Выбрать главу

Один-одинешенек мечтатель «Белых ночей» бродит в холодном Петербурге; цивилизация, в которой господствовали расчет, эгоизм и одиночество, была не только в его сознании, но и повсюду вокруг; ему некуда было от нее деться, разве только в призрак будущего, которое снова поселит на земле любовь и сочувствие, или в то, что он впоследствии называл таинственным прикосновением мирам иным. Молодой Достоевский тянулся к системе Фурье, обещавшей, что люди, объединившись в фаланстере, начнут понимать не только друг друга, но даже язык птиц и деревьев; позднему Достоевскому снилось второе пришествие; и то и другое так же естественно, как любовь Толстого к патриархально простой, сливающейся с жизнью природы, жизни яснополянского крестьянина или терского казака. Оба грезили золотым веком, только Толстой находил в самой жизни какие-то остатки его и пытался сохранить их, удержать, звал цивилизированных людей опроститься , а Достоевский, оторванный от счастливой жизни не думающих о смысле жизни людей, мечтал о преображении, о совершенном изменении человеческой природы, о «геологическом перевороте».

Оба писателя чувствовали глухую вражду к цивилизации, основанной на атомизме личности и поставившей на место чувств, связывающих людей в семью, общество, народ, сухой эгоистический расчет, пахнущий чистоганом, несмотря на все идеологические покровы и приманки. Оба поехали в Европу со сложившимся желанием развенчать этот кумир русских либералов и повернуться спиной к нему, отыскивая дальше свой собственный путь для спасения русского народа и всего человечества, вне буржуазного прогресса. Оба попытались решить загадку, перед которой на высшем и невыносимом напряжении остановилась их мысль, поэтическим изображением захваченных этой загадкой характеров.

**Извлечённые записи**
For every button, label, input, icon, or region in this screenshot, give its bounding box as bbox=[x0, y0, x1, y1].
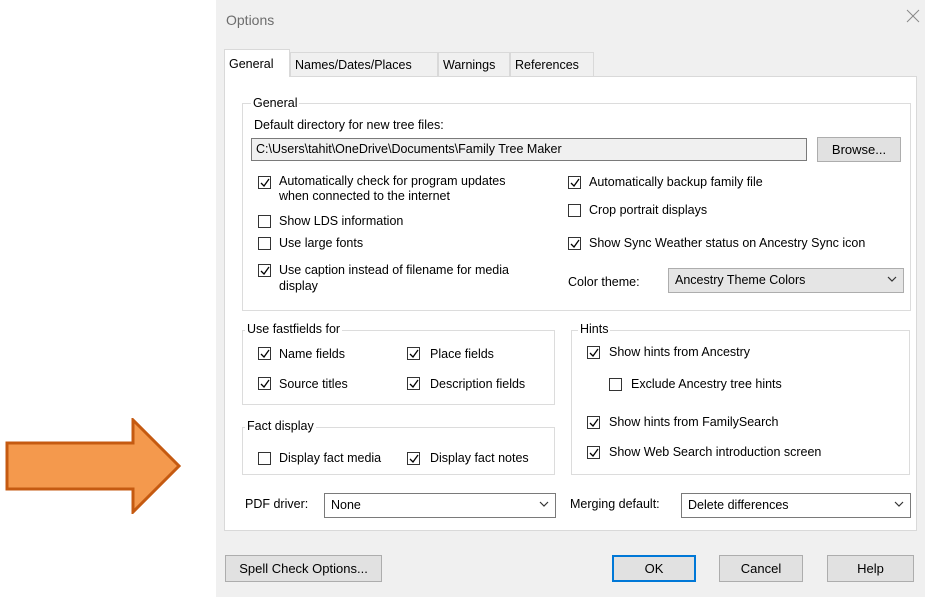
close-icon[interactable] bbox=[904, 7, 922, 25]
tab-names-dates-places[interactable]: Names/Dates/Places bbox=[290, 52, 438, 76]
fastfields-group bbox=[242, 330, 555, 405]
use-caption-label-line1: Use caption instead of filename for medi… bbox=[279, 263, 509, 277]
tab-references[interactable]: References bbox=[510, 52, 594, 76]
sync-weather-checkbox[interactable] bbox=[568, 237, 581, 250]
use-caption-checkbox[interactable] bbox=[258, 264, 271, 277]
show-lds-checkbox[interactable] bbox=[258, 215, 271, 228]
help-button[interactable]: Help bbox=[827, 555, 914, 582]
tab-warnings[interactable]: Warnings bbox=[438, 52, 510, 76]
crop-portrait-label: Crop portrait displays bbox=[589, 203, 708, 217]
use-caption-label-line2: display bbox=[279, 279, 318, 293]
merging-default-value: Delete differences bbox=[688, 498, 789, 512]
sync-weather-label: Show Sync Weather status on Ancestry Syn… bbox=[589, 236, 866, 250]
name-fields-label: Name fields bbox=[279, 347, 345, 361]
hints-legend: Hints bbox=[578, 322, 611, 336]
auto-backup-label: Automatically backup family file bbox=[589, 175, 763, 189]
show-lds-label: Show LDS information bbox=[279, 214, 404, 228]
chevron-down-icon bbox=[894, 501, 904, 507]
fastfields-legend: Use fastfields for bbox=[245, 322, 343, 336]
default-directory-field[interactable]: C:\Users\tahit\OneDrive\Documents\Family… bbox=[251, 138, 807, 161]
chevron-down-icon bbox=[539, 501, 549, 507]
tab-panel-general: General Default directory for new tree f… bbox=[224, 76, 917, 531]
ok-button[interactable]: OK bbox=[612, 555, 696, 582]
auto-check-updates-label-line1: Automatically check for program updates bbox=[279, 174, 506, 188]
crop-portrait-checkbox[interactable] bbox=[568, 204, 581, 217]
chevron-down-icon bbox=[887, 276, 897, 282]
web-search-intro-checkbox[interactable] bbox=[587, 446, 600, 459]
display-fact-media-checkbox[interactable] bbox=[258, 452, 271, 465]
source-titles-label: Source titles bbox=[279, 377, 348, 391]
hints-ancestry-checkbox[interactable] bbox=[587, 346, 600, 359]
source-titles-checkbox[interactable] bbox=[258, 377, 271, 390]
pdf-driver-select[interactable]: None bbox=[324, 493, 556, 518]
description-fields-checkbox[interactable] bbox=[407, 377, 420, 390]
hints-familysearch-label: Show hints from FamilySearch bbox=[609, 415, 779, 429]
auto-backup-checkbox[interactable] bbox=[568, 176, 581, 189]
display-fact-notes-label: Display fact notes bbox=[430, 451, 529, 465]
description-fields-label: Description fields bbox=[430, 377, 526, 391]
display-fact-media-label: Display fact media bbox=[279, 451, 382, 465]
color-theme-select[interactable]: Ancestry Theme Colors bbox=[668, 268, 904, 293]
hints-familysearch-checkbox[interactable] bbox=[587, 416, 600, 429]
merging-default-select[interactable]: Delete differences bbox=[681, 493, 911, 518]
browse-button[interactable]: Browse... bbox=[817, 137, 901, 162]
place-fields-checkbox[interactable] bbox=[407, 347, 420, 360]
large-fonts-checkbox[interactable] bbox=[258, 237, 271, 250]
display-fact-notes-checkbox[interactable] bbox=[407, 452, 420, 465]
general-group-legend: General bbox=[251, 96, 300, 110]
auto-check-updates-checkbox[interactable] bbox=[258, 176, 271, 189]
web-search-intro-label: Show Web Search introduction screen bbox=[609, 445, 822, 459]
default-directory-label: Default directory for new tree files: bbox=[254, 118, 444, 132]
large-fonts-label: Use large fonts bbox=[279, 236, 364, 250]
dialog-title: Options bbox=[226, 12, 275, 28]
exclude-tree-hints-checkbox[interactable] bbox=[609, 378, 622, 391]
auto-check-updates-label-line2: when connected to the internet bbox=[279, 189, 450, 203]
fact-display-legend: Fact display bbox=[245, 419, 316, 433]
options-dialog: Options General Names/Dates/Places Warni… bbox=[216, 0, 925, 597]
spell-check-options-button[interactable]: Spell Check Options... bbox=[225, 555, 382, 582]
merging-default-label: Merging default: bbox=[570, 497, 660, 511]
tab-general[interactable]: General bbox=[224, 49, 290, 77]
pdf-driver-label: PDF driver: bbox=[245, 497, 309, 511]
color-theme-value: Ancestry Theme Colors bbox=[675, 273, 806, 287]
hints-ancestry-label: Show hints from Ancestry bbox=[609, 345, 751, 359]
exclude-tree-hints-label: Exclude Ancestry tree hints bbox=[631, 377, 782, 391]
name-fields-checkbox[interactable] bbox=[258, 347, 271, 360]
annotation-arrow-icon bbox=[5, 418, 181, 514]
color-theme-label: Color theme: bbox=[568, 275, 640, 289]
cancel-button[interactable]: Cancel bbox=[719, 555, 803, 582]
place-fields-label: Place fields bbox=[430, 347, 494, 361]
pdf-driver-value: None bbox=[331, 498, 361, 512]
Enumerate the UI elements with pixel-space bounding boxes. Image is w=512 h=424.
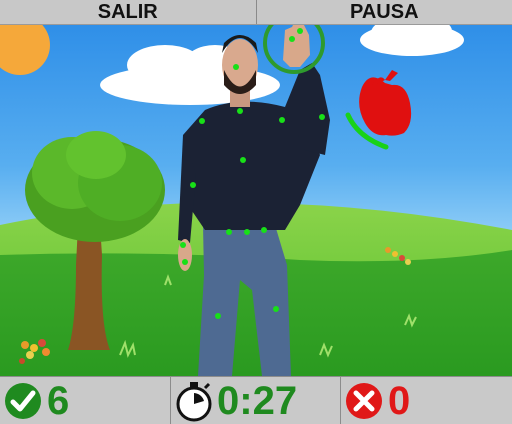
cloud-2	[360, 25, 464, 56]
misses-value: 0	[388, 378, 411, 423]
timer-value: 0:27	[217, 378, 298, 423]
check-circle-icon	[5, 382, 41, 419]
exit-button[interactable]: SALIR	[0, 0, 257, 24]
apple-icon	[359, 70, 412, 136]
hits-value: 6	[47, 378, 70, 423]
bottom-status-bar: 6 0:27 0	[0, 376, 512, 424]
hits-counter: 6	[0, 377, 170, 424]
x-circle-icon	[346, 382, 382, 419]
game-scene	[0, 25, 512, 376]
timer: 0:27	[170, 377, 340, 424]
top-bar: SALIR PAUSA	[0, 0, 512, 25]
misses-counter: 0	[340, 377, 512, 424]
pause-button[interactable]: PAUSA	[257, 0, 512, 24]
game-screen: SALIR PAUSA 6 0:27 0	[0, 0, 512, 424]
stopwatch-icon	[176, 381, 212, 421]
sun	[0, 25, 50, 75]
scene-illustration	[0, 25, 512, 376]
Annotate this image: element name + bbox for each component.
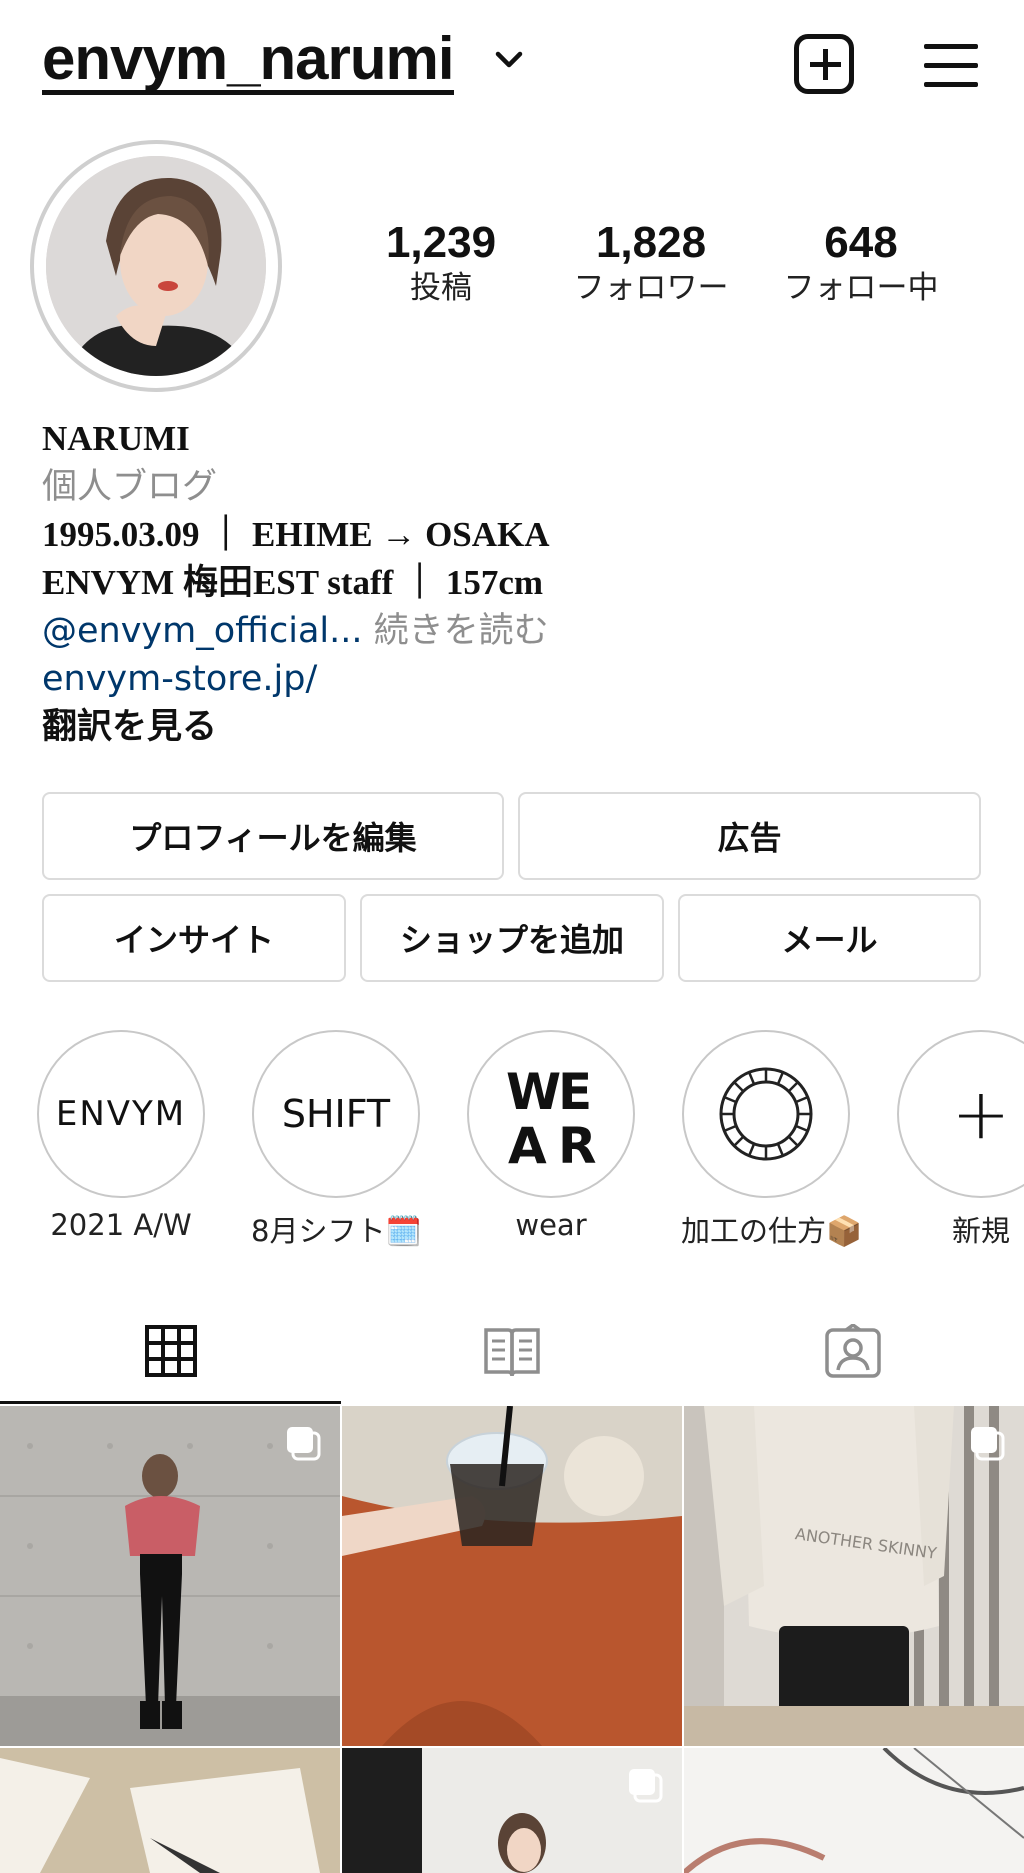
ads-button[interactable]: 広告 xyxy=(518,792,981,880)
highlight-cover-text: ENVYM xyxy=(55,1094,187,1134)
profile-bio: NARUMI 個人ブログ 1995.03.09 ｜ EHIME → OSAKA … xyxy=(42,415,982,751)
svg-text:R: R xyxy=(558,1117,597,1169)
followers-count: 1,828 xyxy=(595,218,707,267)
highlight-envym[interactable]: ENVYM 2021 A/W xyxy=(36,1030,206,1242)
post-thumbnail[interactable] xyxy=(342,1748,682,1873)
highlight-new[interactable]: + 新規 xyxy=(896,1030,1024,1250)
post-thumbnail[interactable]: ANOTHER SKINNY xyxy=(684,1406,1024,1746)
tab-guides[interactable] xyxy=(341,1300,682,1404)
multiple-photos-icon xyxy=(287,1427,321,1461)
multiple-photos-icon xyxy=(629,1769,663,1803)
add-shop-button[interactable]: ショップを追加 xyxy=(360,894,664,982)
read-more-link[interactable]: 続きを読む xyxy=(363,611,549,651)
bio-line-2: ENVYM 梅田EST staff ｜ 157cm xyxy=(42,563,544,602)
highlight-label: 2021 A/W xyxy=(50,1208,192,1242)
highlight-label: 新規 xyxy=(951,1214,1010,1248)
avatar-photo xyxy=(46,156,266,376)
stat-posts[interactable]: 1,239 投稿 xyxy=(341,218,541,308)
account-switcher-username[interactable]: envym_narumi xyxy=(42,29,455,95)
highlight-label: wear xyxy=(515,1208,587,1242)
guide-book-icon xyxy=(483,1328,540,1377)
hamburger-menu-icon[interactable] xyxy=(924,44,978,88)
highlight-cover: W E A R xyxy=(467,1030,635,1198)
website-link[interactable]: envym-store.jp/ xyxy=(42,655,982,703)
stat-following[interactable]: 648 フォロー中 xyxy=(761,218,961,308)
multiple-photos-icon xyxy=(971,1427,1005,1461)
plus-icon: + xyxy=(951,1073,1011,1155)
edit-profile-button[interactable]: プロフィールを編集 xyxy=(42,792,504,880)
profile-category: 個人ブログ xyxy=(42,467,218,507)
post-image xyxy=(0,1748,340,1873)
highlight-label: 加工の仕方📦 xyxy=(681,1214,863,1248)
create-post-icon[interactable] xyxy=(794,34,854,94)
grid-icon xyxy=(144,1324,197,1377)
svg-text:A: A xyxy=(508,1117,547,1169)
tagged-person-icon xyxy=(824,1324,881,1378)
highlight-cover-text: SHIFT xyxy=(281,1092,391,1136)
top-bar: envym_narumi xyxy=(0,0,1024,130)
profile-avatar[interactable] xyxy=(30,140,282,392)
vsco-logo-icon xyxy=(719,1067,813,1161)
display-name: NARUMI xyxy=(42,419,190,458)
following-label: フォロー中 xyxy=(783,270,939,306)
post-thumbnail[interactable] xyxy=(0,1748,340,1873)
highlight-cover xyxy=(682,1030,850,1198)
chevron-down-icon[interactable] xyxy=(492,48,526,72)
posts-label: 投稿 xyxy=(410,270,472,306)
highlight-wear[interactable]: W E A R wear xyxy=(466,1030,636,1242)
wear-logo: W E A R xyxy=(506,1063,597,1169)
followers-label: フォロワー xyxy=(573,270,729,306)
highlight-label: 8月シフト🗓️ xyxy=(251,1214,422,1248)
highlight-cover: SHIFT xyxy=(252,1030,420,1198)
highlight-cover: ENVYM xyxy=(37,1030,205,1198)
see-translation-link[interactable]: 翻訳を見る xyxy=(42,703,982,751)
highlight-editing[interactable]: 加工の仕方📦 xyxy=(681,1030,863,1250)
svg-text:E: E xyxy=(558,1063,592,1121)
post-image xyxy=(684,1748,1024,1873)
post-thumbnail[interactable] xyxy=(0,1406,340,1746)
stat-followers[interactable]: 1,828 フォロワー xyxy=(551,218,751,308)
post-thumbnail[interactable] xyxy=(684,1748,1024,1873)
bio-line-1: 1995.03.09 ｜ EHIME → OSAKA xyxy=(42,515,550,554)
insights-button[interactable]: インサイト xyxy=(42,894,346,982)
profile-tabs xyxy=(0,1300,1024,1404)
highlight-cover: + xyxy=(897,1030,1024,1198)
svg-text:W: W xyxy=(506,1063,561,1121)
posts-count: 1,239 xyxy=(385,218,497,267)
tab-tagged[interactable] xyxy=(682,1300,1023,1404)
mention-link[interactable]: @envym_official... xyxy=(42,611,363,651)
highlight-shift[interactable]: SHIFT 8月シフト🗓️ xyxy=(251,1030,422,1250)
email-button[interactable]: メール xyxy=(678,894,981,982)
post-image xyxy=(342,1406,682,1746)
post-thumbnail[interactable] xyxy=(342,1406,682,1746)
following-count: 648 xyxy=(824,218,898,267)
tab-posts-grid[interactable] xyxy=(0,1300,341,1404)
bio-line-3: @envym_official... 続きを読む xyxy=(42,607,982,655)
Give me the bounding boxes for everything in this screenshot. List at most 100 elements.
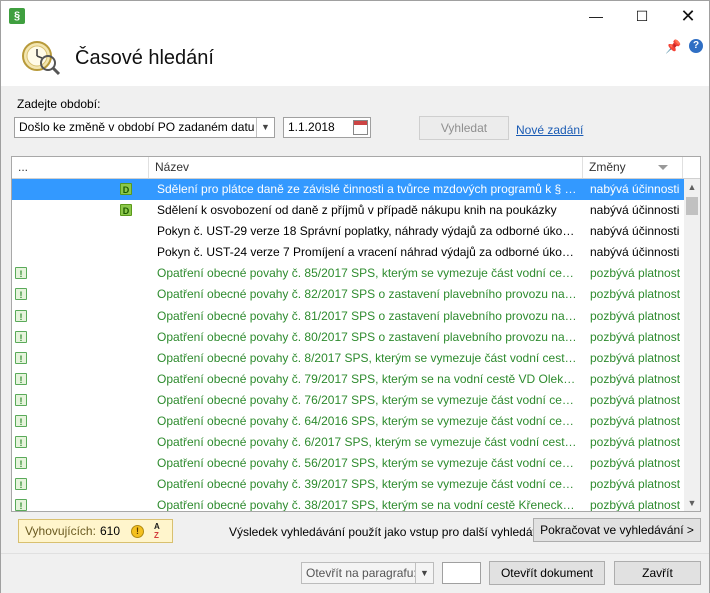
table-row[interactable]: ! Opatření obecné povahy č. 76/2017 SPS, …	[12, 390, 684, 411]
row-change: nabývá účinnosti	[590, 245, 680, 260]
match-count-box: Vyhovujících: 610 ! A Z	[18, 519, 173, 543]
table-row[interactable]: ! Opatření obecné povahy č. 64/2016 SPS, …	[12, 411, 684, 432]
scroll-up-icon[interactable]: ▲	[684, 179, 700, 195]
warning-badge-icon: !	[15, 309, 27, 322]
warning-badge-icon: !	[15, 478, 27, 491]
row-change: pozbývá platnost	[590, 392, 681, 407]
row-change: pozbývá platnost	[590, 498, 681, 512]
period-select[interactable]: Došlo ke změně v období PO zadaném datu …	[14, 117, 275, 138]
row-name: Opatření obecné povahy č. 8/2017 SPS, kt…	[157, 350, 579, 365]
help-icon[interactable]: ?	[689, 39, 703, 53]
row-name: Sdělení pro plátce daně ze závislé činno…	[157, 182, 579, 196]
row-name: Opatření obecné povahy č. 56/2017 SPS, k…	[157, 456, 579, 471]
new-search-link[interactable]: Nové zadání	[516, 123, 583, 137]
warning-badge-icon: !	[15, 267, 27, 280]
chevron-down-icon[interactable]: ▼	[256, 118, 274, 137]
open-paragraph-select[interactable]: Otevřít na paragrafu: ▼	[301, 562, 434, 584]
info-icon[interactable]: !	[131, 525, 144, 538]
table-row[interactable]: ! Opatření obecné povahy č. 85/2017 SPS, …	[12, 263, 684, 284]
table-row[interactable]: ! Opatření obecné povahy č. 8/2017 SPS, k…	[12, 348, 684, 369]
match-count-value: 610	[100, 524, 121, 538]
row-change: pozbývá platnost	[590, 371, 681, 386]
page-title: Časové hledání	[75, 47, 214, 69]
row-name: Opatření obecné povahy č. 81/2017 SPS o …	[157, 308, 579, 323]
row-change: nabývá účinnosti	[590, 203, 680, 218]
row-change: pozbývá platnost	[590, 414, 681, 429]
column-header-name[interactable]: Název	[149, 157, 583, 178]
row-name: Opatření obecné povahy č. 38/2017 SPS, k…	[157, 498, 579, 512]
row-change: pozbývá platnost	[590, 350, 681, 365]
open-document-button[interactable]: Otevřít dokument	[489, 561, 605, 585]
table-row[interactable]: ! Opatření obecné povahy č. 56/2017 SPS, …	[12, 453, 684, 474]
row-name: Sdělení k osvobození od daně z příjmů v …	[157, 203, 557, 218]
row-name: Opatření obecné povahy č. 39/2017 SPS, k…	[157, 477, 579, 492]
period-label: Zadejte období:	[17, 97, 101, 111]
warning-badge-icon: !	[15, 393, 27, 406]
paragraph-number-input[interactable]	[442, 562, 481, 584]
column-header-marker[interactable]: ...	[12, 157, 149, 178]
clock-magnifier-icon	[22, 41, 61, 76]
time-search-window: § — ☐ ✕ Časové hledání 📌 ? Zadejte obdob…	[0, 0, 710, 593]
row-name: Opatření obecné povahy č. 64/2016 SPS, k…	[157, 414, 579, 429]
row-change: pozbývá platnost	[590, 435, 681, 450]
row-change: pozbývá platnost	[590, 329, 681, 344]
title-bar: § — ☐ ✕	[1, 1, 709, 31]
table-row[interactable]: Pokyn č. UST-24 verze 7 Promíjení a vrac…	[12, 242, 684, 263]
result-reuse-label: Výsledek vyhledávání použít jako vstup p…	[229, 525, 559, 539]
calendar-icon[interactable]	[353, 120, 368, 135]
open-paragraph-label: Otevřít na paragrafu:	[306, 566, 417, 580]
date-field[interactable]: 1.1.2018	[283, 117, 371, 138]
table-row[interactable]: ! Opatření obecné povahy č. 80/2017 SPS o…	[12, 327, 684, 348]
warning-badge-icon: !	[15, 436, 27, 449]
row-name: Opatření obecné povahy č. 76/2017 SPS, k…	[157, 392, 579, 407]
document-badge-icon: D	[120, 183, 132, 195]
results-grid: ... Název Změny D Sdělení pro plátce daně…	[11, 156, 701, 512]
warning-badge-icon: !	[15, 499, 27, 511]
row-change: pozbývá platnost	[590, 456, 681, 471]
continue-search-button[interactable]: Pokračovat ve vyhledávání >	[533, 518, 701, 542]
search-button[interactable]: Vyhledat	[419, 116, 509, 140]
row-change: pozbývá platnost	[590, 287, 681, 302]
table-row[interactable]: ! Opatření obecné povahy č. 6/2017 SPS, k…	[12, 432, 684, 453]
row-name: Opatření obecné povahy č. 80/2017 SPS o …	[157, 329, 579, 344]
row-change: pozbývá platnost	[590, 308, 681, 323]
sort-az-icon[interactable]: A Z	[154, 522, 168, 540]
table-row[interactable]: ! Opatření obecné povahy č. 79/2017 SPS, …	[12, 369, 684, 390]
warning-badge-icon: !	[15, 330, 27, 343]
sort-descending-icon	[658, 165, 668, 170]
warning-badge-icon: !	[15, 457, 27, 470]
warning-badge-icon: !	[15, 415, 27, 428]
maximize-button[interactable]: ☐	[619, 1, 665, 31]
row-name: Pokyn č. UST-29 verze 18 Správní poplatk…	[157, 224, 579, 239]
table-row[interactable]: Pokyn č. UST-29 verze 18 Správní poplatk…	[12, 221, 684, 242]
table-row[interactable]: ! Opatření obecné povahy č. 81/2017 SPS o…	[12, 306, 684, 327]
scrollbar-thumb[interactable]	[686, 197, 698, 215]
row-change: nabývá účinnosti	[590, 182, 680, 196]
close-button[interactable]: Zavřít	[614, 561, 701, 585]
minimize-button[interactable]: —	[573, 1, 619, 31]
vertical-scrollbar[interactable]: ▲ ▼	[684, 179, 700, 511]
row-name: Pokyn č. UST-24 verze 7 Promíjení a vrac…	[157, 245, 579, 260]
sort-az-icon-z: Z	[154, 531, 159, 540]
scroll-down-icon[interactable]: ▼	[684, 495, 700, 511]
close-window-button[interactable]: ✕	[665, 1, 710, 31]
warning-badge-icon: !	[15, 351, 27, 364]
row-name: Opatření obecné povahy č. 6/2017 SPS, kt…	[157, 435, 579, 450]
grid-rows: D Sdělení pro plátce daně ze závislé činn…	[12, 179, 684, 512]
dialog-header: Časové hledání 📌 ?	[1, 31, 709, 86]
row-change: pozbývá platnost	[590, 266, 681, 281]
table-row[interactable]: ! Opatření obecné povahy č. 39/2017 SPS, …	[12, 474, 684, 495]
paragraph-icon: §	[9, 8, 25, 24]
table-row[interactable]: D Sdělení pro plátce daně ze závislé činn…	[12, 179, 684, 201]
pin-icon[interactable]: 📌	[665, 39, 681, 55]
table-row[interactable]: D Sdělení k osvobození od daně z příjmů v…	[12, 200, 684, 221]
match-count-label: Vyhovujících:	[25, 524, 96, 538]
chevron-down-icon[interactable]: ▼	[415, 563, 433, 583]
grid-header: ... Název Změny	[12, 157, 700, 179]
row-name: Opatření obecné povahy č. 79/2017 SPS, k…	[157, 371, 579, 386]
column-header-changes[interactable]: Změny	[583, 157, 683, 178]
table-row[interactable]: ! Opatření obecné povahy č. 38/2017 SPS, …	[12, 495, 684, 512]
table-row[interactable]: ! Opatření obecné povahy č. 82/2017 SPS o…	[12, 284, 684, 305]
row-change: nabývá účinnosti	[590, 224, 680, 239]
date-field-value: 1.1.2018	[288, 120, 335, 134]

**Поставленная задача**
Обновите отрывок текста о Толстом и Достоевском от слов «Оба писателя чувствовали» до слов «этой загадкой характеров.» и приведите его полностью, заменив «кумир» на «идол».

**Выполненное задание**
Оба писателя чувствовали глухую вражду к цивилизации, основанной на атомизме личности и поставившей на место чувств, связывающих людей в семью, общество, народ, сухой эгоистический расчет, пахнущий чистоганом, несмотря на все идеологические покровы и приманки. Оба поехали в Европу со сложившимся желанием развенчать этот идол русских либералов и повернуться спиной к нему, отыскивая дальше свой собственный путь для спасения русского народа и всего человечества, вне буржуазного прогресса. Оба попытались решить загадку, перед которой на высшем и невыносимом напряжении остановилась их мысль, поэтическим изображением захваченных этой загадкой характеров.